**MATERIAL SHOWN:**
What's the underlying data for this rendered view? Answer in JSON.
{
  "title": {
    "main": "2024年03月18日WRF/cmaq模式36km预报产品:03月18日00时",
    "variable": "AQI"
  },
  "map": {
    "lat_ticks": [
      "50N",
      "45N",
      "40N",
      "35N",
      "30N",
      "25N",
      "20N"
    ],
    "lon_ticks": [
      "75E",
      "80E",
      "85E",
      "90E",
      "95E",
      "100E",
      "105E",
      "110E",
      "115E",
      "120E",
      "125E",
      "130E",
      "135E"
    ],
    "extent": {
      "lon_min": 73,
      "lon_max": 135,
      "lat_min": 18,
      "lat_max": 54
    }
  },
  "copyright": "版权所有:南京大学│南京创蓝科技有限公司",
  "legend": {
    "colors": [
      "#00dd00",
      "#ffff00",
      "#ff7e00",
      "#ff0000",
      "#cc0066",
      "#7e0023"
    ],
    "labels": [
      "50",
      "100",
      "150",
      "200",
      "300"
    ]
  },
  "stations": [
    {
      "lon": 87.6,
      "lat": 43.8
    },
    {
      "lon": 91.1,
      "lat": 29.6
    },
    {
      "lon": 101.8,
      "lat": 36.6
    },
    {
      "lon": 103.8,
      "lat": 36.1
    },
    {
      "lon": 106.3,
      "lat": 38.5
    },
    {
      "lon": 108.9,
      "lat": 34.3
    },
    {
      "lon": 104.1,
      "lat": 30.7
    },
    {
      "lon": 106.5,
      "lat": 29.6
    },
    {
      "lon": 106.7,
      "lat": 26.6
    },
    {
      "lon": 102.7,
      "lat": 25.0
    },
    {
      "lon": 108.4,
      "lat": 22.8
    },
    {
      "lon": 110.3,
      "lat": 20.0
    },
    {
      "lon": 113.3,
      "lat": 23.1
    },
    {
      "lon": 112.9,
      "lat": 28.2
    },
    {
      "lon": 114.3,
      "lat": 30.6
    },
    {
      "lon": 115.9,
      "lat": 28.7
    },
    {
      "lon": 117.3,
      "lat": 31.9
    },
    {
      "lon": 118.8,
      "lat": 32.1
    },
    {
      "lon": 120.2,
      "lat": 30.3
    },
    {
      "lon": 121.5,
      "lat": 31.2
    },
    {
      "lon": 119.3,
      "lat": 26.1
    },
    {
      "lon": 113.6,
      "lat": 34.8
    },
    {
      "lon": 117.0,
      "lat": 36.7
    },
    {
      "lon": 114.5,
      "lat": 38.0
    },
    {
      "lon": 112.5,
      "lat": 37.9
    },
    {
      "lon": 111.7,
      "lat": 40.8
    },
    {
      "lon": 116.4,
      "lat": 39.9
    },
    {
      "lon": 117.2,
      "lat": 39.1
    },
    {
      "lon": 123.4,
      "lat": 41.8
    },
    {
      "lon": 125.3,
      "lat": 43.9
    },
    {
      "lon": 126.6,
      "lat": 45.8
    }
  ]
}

**PROBLEM REQUIREMENTS:**
Print every record exactly as it was given.

**THE REPLY:**
What's the underlying data for this rendered view? Answer in JSON.
{
  "title": {
    "main": "2024年03月18日WRF/cmaq模式36km预报产品:03月18日00时",
    "variable": "AQI"
  },
  "map": {
    "lat_ticks": [
      "50N",
      "45N",
      "40N",
      "35N",
      "30N",
      "25N",
      "20N"
    ],
    "lon_ticks": [
      "75E",
      "80E",
      "85E",
      "90E",
      "95E",
      "100E",
      "105E",
      "110E",
      "115E",
      "120E",
      "125E",
      "130E",
      "135E"
    ],
    "extent": {
      "lon_min": 73,
      "lon_max": 135,
      "lat_min": 18,
      "lat_max": 54
    }
  },
  "copyright": "版权所有:南京大学│南京创蓝科技有限公司",
  "legend": {
    "colors": [
      "#00dd00",
      "#ffff00",
      "#ff7e00",
      "#ff0000",
      "#cc0066",
      "#7e0023"
    ],
    "labels": [
      "50",
      "100",
      "150",
      "200",
      "300"
    ]
  },
  "stations": [
    {
      "lon": 87.6,
      "lat": 43.8
    },
    {
      "lon": 91.1,
      "lat": 29.6
    },
    {
      "lon": 101.8,
      "lat": 36.6
    },
    {
      "lon": 103.8,
      "lat": 36.1
    },
    {
      "lon": 106.3,
      "lat": 38.5
    },
    {
      "lon": 108.9,
      "lat": 34.3
    },
    {
      "lon": 104.1,
      "lat": 30.7
    },
    {
      "lon": 106.5,
      "lat": 29.6
    },
    {
      "lon": 106.7,
      "lat": 26.6
    },
    {
      "lon": 102.7,
      "lat": 25.0
    },
    {
      "lon": 108.4,
      "lat": 22.8
    },
    {
      "lon": 110.3,
      "lat": 20.0
    },
    {
      "lon": 113.3,
      "lat": 23.1
    },
    {
      "lon": 112.9,
      "lat": 28.2
    },
    {
      "lon": 114.3,
      "lat": 30.6
    },
    {
      "lon": 115.9,
      "lat": 28.7
    },
    {
      "lon": 117.3,
      "lat": 31.9
    },
    {
      "lon": 118.8,
      "lat": 32.1
    },
    {
      "lon": 120.2,
      "lat": 30.3
    },
    {
      "lon": 121.5,
      "lat": 31.2
    },
    {
      "lon": 119.3,
      "lat": 26.1
    },
    {
      "lon": 113.6,
      "lat": 34.8
    },
    {
      "lon": 117.0,
      "lat": 36.7
    },
    {
      "lon": 114.5,
      "lat": 38.0
    },
    {
      "lon": 112.5,
      "lat": 37.9
    },
    {
      "lon": 111.7,
      "lat": 40.8
    },
    {
      "lon": 116.4,
      "lat": 39.9
    },
    {
      "lon": 117.2,
      "lat": 39.1
    },
    {
      "lon": 123.4,
      "lat": 41.8
    },
    {
      "lon": 125.3,
      "lat": 43.9
    },
    {
      "lon": 126.6,
      "lat": 45.8
    }
  ]
}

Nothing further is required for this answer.